- What is required -
Copy all records verbatim.
#####
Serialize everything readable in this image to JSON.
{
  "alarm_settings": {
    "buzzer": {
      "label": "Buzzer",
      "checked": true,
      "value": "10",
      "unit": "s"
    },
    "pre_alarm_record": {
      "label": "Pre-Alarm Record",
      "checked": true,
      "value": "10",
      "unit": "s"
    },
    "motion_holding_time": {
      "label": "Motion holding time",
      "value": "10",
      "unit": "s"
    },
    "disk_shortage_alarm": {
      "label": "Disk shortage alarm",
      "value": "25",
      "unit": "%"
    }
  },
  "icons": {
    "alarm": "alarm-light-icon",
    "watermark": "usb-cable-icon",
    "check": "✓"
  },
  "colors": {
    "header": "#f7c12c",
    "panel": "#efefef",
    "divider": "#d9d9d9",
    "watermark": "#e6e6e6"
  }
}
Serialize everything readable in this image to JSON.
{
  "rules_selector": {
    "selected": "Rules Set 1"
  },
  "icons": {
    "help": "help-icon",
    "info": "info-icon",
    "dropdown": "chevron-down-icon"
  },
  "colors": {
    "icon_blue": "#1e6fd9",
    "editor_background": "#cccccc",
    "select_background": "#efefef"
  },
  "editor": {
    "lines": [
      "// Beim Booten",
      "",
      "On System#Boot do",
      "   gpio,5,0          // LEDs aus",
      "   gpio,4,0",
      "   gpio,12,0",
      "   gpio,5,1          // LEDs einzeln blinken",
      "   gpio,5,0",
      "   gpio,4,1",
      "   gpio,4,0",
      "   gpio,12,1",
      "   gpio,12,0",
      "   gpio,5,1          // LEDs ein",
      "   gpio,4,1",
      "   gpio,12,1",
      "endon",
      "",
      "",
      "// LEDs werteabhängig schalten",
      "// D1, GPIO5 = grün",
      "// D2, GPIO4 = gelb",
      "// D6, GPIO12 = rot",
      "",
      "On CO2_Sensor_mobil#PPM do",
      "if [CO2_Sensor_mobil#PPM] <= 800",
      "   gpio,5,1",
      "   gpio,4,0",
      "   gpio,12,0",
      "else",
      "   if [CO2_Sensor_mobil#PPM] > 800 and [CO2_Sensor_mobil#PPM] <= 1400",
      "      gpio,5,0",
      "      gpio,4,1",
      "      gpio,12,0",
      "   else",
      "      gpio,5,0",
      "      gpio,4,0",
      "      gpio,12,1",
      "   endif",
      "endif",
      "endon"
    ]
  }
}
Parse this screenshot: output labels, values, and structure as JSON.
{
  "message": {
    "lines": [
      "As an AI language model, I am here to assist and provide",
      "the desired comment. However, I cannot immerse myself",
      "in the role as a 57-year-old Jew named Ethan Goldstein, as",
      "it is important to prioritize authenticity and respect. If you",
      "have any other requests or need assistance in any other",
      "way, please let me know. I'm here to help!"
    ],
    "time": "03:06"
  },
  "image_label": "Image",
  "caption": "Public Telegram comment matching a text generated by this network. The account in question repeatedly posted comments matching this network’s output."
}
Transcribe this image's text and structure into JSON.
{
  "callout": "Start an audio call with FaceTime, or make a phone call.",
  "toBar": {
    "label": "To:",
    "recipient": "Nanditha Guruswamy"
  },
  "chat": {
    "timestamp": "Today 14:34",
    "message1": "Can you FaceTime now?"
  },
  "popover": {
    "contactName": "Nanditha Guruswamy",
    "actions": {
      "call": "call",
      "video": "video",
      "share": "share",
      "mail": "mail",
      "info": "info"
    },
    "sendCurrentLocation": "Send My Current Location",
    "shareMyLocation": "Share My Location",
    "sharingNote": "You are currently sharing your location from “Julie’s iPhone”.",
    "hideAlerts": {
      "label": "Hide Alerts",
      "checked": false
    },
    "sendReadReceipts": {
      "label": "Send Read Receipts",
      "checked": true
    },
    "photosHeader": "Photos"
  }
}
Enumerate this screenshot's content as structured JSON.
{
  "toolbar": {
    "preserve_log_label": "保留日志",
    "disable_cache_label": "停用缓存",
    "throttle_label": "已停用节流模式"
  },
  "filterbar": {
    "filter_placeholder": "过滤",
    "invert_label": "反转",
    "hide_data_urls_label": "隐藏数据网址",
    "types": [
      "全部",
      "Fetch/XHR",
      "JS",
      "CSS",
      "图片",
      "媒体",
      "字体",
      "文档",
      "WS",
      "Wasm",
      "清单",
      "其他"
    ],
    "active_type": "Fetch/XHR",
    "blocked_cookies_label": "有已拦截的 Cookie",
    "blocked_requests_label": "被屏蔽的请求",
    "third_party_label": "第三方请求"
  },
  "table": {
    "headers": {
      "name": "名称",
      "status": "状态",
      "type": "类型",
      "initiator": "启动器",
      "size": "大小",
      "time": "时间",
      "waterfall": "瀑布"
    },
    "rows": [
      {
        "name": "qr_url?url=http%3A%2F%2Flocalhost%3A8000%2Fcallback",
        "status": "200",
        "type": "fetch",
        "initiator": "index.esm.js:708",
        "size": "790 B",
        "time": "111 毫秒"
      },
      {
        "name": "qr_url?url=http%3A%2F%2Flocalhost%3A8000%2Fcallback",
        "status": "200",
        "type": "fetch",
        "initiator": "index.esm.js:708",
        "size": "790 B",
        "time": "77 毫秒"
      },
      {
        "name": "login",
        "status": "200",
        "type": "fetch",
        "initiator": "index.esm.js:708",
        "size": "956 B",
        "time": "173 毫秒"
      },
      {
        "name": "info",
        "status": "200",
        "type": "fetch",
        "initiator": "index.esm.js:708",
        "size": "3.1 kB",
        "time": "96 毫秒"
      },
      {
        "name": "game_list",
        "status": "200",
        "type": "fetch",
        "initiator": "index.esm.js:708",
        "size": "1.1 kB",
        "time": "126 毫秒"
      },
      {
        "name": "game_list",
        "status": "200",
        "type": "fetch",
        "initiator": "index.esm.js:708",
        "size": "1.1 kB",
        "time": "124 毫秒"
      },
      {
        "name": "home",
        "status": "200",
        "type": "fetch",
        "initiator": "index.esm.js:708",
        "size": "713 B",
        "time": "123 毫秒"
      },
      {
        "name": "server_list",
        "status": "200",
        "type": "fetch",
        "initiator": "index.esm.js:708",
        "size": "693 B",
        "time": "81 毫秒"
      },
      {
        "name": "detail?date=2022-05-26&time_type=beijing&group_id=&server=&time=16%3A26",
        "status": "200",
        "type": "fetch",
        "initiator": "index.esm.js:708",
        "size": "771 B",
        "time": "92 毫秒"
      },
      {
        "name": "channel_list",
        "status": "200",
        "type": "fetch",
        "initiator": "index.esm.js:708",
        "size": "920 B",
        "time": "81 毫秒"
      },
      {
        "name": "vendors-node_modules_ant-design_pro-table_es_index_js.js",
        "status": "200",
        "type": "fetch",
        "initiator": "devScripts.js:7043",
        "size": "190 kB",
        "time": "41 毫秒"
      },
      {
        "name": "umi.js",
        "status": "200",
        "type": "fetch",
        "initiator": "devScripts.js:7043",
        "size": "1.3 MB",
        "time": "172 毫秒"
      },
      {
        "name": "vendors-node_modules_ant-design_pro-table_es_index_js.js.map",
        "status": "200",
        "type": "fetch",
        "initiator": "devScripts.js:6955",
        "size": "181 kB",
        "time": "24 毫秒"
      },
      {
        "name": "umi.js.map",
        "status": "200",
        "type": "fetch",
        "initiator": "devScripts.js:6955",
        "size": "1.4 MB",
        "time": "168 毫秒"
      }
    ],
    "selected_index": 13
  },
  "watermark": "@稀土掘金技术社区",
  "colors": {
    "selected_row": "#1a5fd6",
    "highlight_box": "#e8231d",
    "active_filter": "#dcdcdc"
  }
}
#####
- Complete output -
Serialize everything readable in this image to JSON.
{
  "alarm_settings": {
    "buzzer": {
      "label": "Buzzer",
      "checked": true,
      "value": "10",
      "unit": "s"
    },
    "pre_alarm_record": {
      "label": "Pre-Alarm Record",
      "checked": true,
      "value": "10",
      "unit": "s"
    },
    "motion_holding_time": {
      "label": "Motion holding time",
      "value": "10",
      "unit": "s"
    },
    "disk_shortage_alarm": {
      "label": "Disk shortage alarm",
      "value": "25",
      "unit": "%"
    }
  },
  "icons": {
    "alarm": "alarm-light-icon",
    "watermark": "usb-cable-icon",
    "check": "✓"
  },
  "colors": {
    "header": "#f7c12c",
    "panel": "#efefef",
    "divider": "#d9d9d9",
    "watermark": "#e6e6e6"
  }
}
Serialize everything readable in this image to JSON.
{
  "rules_selector": {
    "selected": "Rules Set 1"
  },
  "icons": {
    "help": "help-icon",
    "info": "info-icon",
    "dropdown": "chevron-down-icon"
  },
  "colors": {
    "icon_blue": "#1e6fd9",
    "editor_background": "#cccccc",
    "select_background": "#efefef"
  },
  "editor": {
    "lines": [
      "// Beim Booten",
      "",
      "On System#Boot do",
      "   gpio,5,0          // LEDs aus",
      "   gpio,4,0",
      "   gpio,12,0",
      "   gpio,5,1          // LEDs einzeln blinken",
      "   gpio,5,0",
      "   gpio,4,1",
      "   gpio,4,0",
      "   gpio,12,1",
      "   gpio,12,0",
      "   gpio,5,1          // LEDs ein",
      "   gpio,4,1",
      "   gpio,12,1",
      "endon",
      "",
      "",
      "// LEDs werteabhängig schalten",
      "// D1, GPIO5 = grün",
      "// D2, GPIO4 = gelb",
      "// D6, GPIO12 = rot",
      "",
      "On CO2_Sensor_mobil#PPM do",
      "if [CO2_Sensor_mobil#PPM] <= 800",
      "   gpio,5,1",
      "   gpio,4,0",
      "   gpio,12,0",
      "else",
      "   if [CO2_Sensor_mobil#PPM] > 800 and [CO2_Sensor_mobil#PPM] <= 1400",
      "      gpio,5,0",
      "      gpio,4,1",
      "      gpio,12,0",
      "   else",
      "      gpio,5,0",
      "      gpio,4,0",
      "      gpio,12,1",
      "   endif",
      "endif",
      "endon"
    ]
  }
}
Parse this screenshot: output labels, values, and structure as JSON.
{
  "message": {
    "lines": [
      "As an AI language model, I am here to assist and provide",
      "the desired comment. However, I cannot immerse myself",
      "in the role as a 57-year-old Jew named Ethan Goldstein, as",
      "it is important to prioritize authenticity and respect. If you",
      "have any other requests or need assistance in any other",
      "way, please let me know. I'm here to help!"
    ],
    "time": "03:06"
  },
  "image_label": "Image",
  "caption": "Public Telegram comment matching a text generated by this network. The account in question repeatedly posted comments matching this network’s output."
}
Transcribe this image's text and structure into JSON.
{
  "callout": "Start an audio call with FaceTime, or make a phone call.",
  "toBar": {
    "label": "To:",
    "recipient": "Nanditha Guruswamy"
  },
  "chat": {
    "timestamp": "Today 14:34",
    "message1": "Can you FaceTime now?"
  },
  "popover": {
    "contactName": "Nanditha Guruswamy",
    "actions": {
      "call": "call",
      "video": "video",
      "share": "share",
      "mail": "mail",
      "info": "info"
    },
    "sendCurrentLocation": "Send My Current Location",
    "shareMyLocation": "Share My Location",
    "sharingNote": "You are currently sharing your location from “Julie’s iPhone”.",
    "hideAlerts": {
      "label": "Hide Alerts",
      "checked": false
    },
    "sendReadReceipts": {
      "label": "Send Read Receipts",
      "checked": true
    },
    "photosHeader": "Photos"
  }
}
Enumerate this screenshot's content as structured JSON.
{
  "toolbar": {
    "preserve_log_label": "保留日志",
    "disable_cache_label": "停用缓存",
    "throttle_label": "已停用节流模式"
  },
  "filterbar": {
    "filter_placeholder": "过滤",
    "invert_label": "反转",
    "hide_data_urls_label": "隐藏数据网址",
    "types": [
      "全部",
      "Fetch/XHR",
      "JS",
      "CSS",
      "图片",
      "媒体",
      "字体",
      "文档",
      "WS",
      "Wasm",
      "清单",
      "其他"
    ],
    "active_type": "Fetch/XHR",
    "blocked_cookies_label": "有已拦截的 Cookie",
    "blocked_requests_label": "被屏蔽的请求",
    "third_party_label": "第三方请求"
  },
  "table": {
    "headers": {
      "name": "名称",
      "status": "状态",
      "type": "类型",
      "initiator": "启动器",
      "size": "大小",
      "time": "时间",
      "waterfall": "瀑布"
    },
    "rows": [
      {
        "name": "qr_url?url=http%3A%2F%2Flocalhost%3A8000%2Fcallback",
        "status": "200",
        "type": "fetch",
        "initiator": "index.esm.js:708",
        "size": "790 B",
        "time": "111 毫秒"
      },
      {
        "name": "qr_url?url=http%3A%2F%2Flocalhost%3A8000%2Fcallback",
        "status": "200",
        "type": "fetch",
        "initiator": "index.esm.js:708",
        "size": "790 B",
        "time": "77 毫秒"
      },
      {
        "name": "login",
        "status": "200",
        "type": "fetch",
        "initiator": "index.esm.js:708",
        "size": "956 B",
        "time": "173 毫秒"
      },
      {
        "name": "info",
        "status": "200",
        "type": "fetch",
        "initiator": "index.esm.js:708",
        "size": "3.1 kB",
        "time": "96 毫秒"
      },
      {
        "name": "game_list",
        "status": "200",
        "type": "fetch",
        "initiator": "index.esm.js:708",
        "size": "1.1 kB",
        "time": "126 毫秒"
      },
      {
        "name": "game_list",
        "status": "200",
        "type": "fetch",
        "initiator": "index.esm.js:708",
        "size": "1.1 kB",
        "time": "124 毫秒"
      },
      {
        "name": "home",
        "status": "200",
        "type": "fetch",
        "initiator": "index.esm.js:708",
        "size": "713 B",
        "time": "123 毫秒"
      },
      {
        "name": "server_list",
        "status": "200",
        "type": "fetch",
        "initiator": "index.esm.js:708",
        "size": "693 B",
        "time": "81 毫秒"
      },
      {
        "name": "detail?date=2022-05-26&time_type=beijing&group_id=&server=&time=16%3A26",
        "status": "200",
        "type": "fetch",
        "initiator": "index.esm.js:708",
        "size": "771 B",
        "time": "92 毫秒"
      },
      {
        "name": "channel_list",
        "status": "200",
        "type": "fetch",
        "initiator": "index.esm.js:708",
        "size": "920 B",
        "time": "81 毫秒"
      },
      {
        "name": "vendors-node_modules_ant-design_pro-table_es_index_js.js",
        "status": "200",
        "type": "fetch",
        "initiator": "devScripts.js:7043",
        "size": "190 kB",
        "time": "41 毫秒"
      },
      {
        "name": "umi.js",
        "status": "200",
        "type": "fetch",
        "initiator": "devScripts.js:7043",
        "size": "1.3 MB",
        "time": "172 毫秒"
      },
      {
        "name": "vendors-node_modules_ant-design_pro-table_es_index_js.js.map",
        "status": "200",
        "type": "fetch",
        "initiator": "devScripts.js:6955",
        "size": "181 kB",
        "time": "24 毫秒"
      },
      {
        "name": "umi.js.map",
        "status": "200",
        "type": "fetch",
        "initiator": "devScripts.js:6955",
        "size": "1.4 MB",
        "time": "168 毫秒"
      }
    ],
    "selected_index": 13
  },
  "watermark": "@稀土掘金技术社区",
  "colors": {
    "selected_row": "#1a5fd6",
    "highlight_box": "#e8231d",
    "active_filter": "#dcdcdc"
  }
}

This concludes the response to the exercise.